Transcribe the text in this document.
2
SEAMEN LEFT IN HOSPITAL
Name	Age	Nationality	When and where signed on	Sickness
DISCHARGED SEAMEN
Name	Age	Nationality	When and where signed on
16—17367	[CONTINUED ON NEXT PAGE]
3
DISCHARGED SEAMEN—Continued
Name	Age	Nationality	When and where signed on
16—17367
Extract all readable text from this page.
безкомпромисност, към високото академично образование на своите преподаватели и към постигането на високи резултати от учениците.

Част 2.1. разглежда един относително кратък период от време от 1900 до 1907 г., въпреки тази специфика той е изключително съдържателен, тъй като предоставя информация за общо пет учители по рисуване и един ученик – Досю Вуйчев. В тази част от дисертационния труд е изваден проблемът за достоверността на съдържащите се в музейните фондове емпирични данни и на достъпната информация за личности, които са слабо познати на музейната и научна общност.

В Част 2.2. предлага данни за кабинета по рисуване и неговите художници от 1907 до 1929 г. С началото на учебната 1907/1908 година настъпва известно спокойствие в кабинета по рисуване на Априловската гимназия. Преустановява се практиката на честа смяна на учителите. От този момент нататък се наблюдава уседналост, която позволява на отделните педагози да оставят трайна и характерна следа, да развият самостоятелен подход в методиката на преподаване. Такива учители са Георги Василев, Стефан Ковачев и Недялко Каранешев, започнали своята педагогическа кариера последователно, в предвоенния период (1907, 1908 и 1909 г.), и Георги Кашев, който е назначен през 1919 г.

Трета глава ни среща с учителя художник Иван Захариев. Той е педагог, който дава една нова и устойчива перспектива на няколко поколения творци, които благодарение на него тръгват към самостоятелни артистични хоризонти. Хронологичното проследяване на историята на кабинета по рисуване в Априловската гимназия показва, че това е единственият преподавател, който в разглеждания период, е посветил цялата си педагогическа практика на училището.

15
= = = = = = =
TASK TO CARRY OUT: State how many lines of the listing include "SEAMEN", and nothing more.

EXPECTED OUTPUT: 3